■ **WHAT IS EXPECTED**: Pick out every line with the word "name" and copy it.

■ **RECORDS**:
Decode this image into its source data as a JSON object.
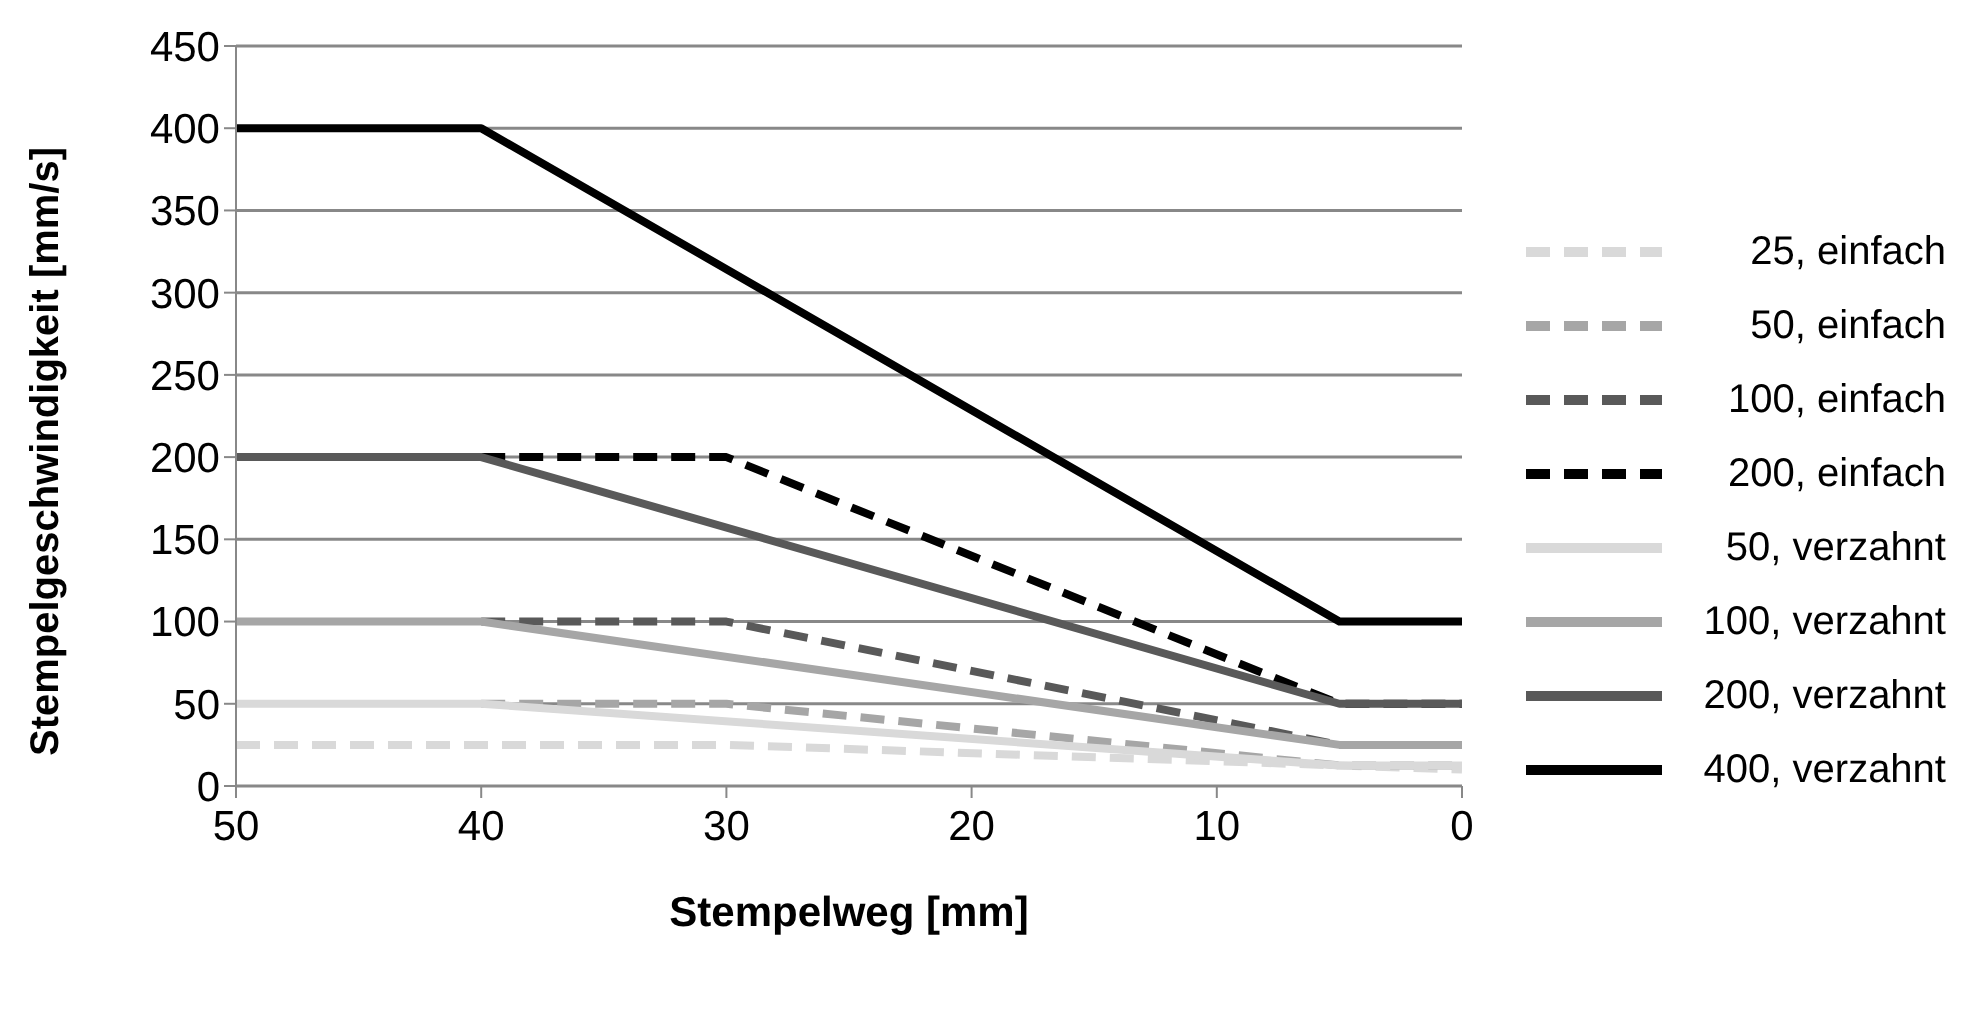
{
  "chart_data": {
    "type": "line",
    "xlabel": "Stempelweg [mm]",
    "ylabel": "Stempelgeschwindigkeit [mm/s]",
    "xlim": [
      50,
      0
    ],
    "xticks": [
      50,
      40,
      30,
      20,
      10,
      0
    ],
    "ylim": [
      0,
      450
    ],
    "yticks": [
      0,
      50,
      100,
      150,
      200,
      250,
      300,
      350,
      400,
      450
    ],
    "grid": "y",
    "legend": "right",
    "marker": "none",
    "series": [
      {
        "name": "25, einfach",
        "color": "#d9d9d9",
        "line_style": "dashed",
        "x": [
          50,
          30,
          5,
          0
        ],
        "values": [
          25,
          25,
          12.5,
          10
        ]
      },
      {
        "name": "50, einfach",
        "color": "#a6a6a6",
        "line_style": "dashed",
        "x": [
          40,
          30,
          5,
          0
        ],
        "values": [
          50,
          50,
          12.5,
          12.5
        ]
      },
      {
        "name": "100, einfach",
        "color": "#595959",
        "line_style": "dashed",
        "x": [
          40,
          30,
          5,
          0
        ],
        "values": [
          100,
          100,
          25,
          25
        ]
      },
      {
        "name": "200, einfach",
        "color": "#000000",
        "line_style": "dashed",
        "x": [
          40,
          30,
          5,
          0
        ],
        "values": [
          200,
          200,
          50,
          50
        ]
      },
      {
        "name": "50, verzahnt",
        "color": "#d9d9d9",
        "line_style": "solid",
        "x": [
          50,
          40,
          5,
          0
        ],
        "values": [
          50,
          50,
          12.5,
          12.5
        ]
      },
      {
        "name": "100, verzahnt",
        "color": "#a6a6a6",
        "line_style": "solid",
        "x": [
          50,
          40,
          5,
          0
        ],
        "values": [
          100,
          100,
          25,
          25
        ]
      },
      {
        "name": "200, verzahnt",
        "color": "#595959",
        "line_style": "solid",
        "x": [
          50,
          40,
          5,
          0
        ],
        "values": [
          200,
          200,
          50,
          50
        ]
      },
      {
        "name": "400, verzahnt",
        "color": "#000000",
        "line_style": "solid",
        "x": [
          50,
          40,
          5,
          0
        ],
        "values": [
          400,
          400,
          100,
          100
        ]
      }
    ]
  }
}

■ **FULL ANSWER**:
        "name": "25, einfach",
        "name": "50, einfach",
        "name": "100, einfach",
        "name": "200, einfach",
        "name": "50, verzahnt",
        "name": "100, verzahnt",
        "name": "200, verzahnt",
        "name": "400, verzahnt",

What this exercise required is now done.